**WORK TASK:**
Your task is to repeat the entries underneath exactly, minus the pictures.

**DATA SECTION:**

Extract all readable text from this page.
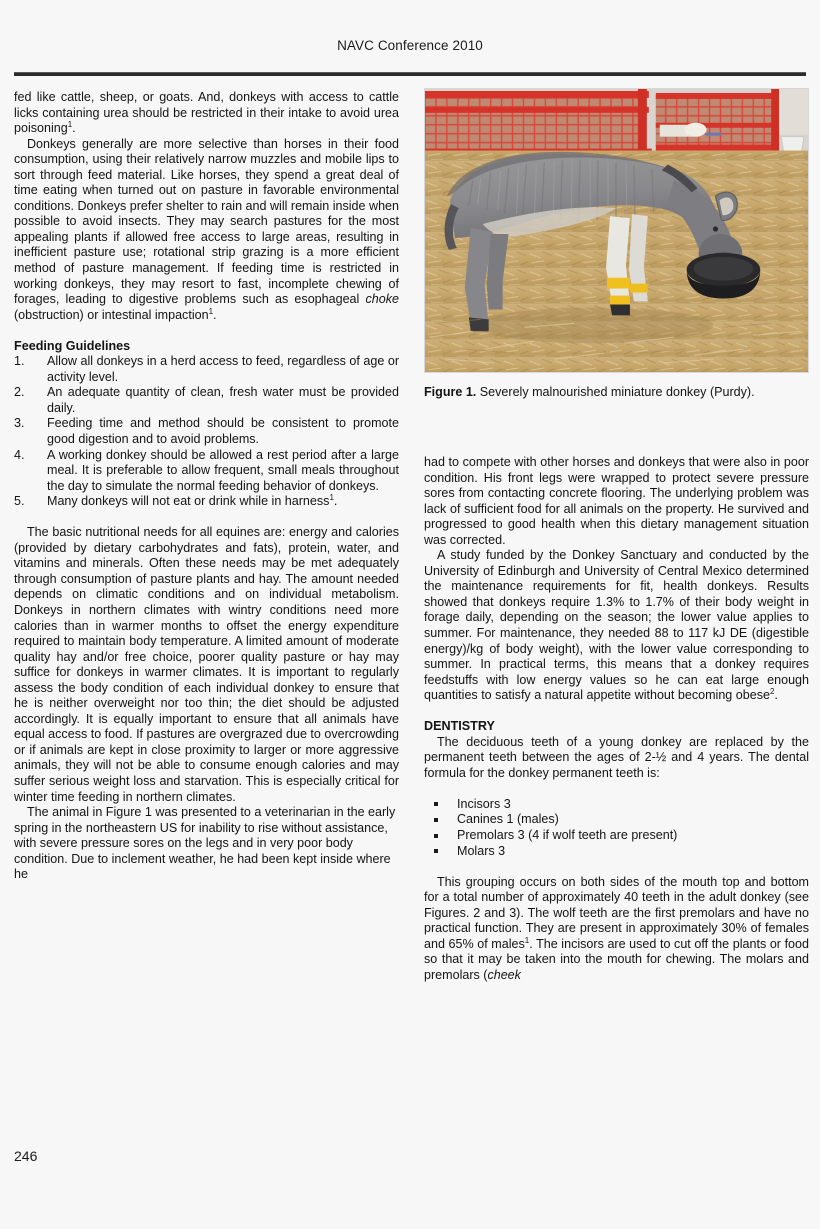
NAVC Conference 2010
Figure 1. Severely malnourished miniature donkey (Purdy).

fed like cattle, sheep, or goats. And, donkeys with access to cattle licks containing urea should be restricted in their intake to avoid urea poisoning$^1$.

Donkeys generally are more selective than horses in their food consumption, using their relatively narrow muzzles and mobile lips to sort through feed material. Like horses, they spend a great deal of time eating when turned out on pasture in favorable environmental conditions. Donkeys prefer shelter to rain and will remain inside when possible to avoid insects. They may search pastures for the most appealing plants if allowed free access to large areas, resulting in inefficient pasture use; rotational strip grazing is a more efficient method of pasture management. If feeding time is restricted in working donkeys, they may resort to fast, incomplete chewing of forages, leading to digestive problems such as esophageal choke (obstruction) or intestinal impaction$^1$.

Feeding Guidelines
1.	Allow all donkeys in a herd access to feed, regardless of age or activity level.
2.	An adequate quantity of clean, fresh water must be provided daily.
3.	Feeding time and method should be consistent to promote good digestion and to avoid problems.
4.	A working donkey should be allowed a rest period after a large meal. It is preferable to allow frequent, small meals throughout the day to simulate the normal feeding behavior of donkeys.
5.	Many donkeys will not eat or drink while in harness$^1$.

The basic nutritional needs for all equines are: energy and calories (provided by dietary carbohydrates and fats), protein, water, and vitamins and minerals. Often these needs may be met adequately through consumption of pasture plants and hay. The amount needed depends on climatic conditions and on individual metabolism. Donkeys in northern climates with wintry conditions need more calories than in warmer months to offset the energy expenditure required to maintain body temperature. A limited amount of moderate quality hay and/or free choice, poorer quality pasture or hay may suffice for donkeys in warmer climates. It is important to regularly assess the body condition of each individual donkey to ensure that he is neither overweight nor too thin; the diet should be adjusted accordingly. It is equally important to ensure that all animals have equal access to food. If pastures are overgrazed due to overcrowding or if animals are kept in close proximity to larger or more aggressive animals, they will not be able to consume enough calories and may suffer serious weight loss and starvation. This is especially critical for winter time feeding in northern climates.

The animal in Figure 1 was presented to a veterinarian in the early spring in the northeastern US for inability to rise without assistance, with severe pressure sores on the legs and in very poor body condition. Due to inclement weather, he had been kept inside where he

had to compete with other horses and donkeys that were also in poor condition. His front legs were wrapped to protect severe pressure sores from contacting concrete flooring. The underlying problem was lack of sufficient food for all animals on the property. He survived and progressed to good health when this dietary management situation was corrected.

A study funded by the Donkey Sanctuary and conducted by the University of Edinburgh and University of Central Mexico determined the maintenance requirements for fit, health donkeys. Results showed that donkeys require 1.3% to 1.7% of their body weight in forage daily, depending on the season; the lower value applies to summer. For maintenance, they needed 88 to 117 kJ DE (digestible energy)/kg of body weight), with the lower value corresponding to summer. In practical terms, this means that a donkey requires feedstuffs with low energy values so he can eat large enough quantities to satisfy a natural appetite without becoming obese$^2$.

DENTISTRY

The deciduous teeth of a young donkey are replaced by the permanent teeth between the ages of 2-½ and 4 years. The dental formula for the donkey permanent teeth is:

Incisors 3
Canines 1 (males)
Premolars 3 (4 if wolf teeth are present)
Molars 3

This grouping occurs on both sides of the mouth top and bottom for a total number of approximately 40 teeth in the adult donkey (see Figures. 2 and 3). The wolf teeth are the first premolars and have no practical function. They are present in approximately 30% of females and 65% of males$^1$. The incisors are used to cut off the plants or food so that it may be taken into the mouth for chewing. The molars and premolars (cheek

246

**WRITTEN ANSWER:**
Extract all readable text from this page.
NAVC Conference 2010
Figure 1. Severely malnourished miniature donkey (Purdy).

fed like cattle, sheep, or goats. And, donkeys with access to cattle licks containing urea should be restricted in their intake to avoid urea poisoning$^1$.

Donkeys generally are more selective than horses in their food consumption, using their relatively narrow muzzles and mobile lips to sort through feed material. Like horses, they spend a great deal of time eating when turned out on pasture in favorable environmental conditions. Donkeys prefer shelter to rain and will remain inside when possible to avoid insects. They may search pastures for the most appealing plants if allowed free access to large areas, resulting in inefficient pasture use; rotational strip grazing is a more efficient method of pasture management. If feeding time is restricted in working donkeys, they may resort to fast, incomplete chewing of forages, leading to digestive problems such as esophageal choke (obstruction) or intestinal impaction$^1$.

Feeding Guidelines
1.	Allow all donkeys in a herd access to feed, regardless of age or activity level.
2.	An adequate quantity of clean, fresh water must be provided daily.
3.	Feeding time and method should be consistent to promote good digestion and to avoid problems.
4.	A working donkey should be allowed a rest period after a large meal. It is preferable to allow frequent, small meals throughout the day to simulate the normal feeding behavior of donkeys.
5.	Many donkeys will not eat or drink while in harness$^1$.

The basic nutritional needs for all equines are: energy and calories (provided by dietary carbohydrates and fats), protein, water, and vitamins and minerals. Often these needs may be met adequately through consumption of pasture plants and hay. The amount needed depends on climatic conditions and on individual metabolism. Donkeys in northern climates with wintry conditions need more calories than in warmer months to offset the energy expenditure required to maintain body temperature. A limited amount of moderate quality hay and/or free choice, poorer quality pasture or hay may suffice for donkeys in warmer climates. It is important to regularly assess the body condition of each individual donkey to ensure that he is neither overweight nor too thin; the diet should be adjusted accordingly. It is equally important to ensure that all animals have equal access to food. If pastures are overgrazed due to overcrowding or if animals are kept in close proximity to larger or more aggressive animals, they will not be able to consume enough calories and may suffer serious weight loss and starvation. This is especially critical for winter time feeding in northern climates.

The animal in Figure 1 was presented to a veterinarian in the early spring in the northeastern US for inability to rise without assistance, with severe pressure sores on the legs and in very poor body condition. Due to inclement weather, he had been kept inside where he

had to compete with other horses and donkeys that were also in poor condition. His front legs were wrapped to protect severe pressure sores from contacting concrete flooring. The underlying problem was lack of sufficient food for all animals on the property. He survived and progressed to good health when this dietary management situation was corrected.

A study funded by the Donkey Sanctuary and conducted by the University of Edinburgh and University of Central Mexico determined the maintenance requirements for fit, health donkeys. Results showed that donkeys require 1.3% to 1.7% of their body weight in forage daily, depending on the season; the lower value applies to summer. For maintenance, they needed 88 to 117 kJ DE (digestible energy)/kg of body weight), with the lower value corresponding to summer. In practical terms, this means that a donkey requires feedstuffs with low energy values so he can eat large enough quantities to satisfy a natural appetite without becoming obese$^2$.

DENTISTRY

The deciduous teeth of a young donkey are replaced by the permanent teeth between the ages of 2-½ and 4 years. The dental formula for the donkey permanent teeth is:

Incisors 3
Canines 1 (males)
Premolars 3 (4 if wolf teeth are present)
Molars 3

This grouping occurs on both sides of the mouth top and bottom for a total number of approximately 40 teeth in the adult donkey (see Figures. 2 and 3). The wolf teeth are the first premolars and have no practical function. They are present in approximately 30% of females and 65% of males$^1$. The incisors are used to cut off the plants or food so that it may be taken into the mouth for chewing. The molars and premolars (cheek

246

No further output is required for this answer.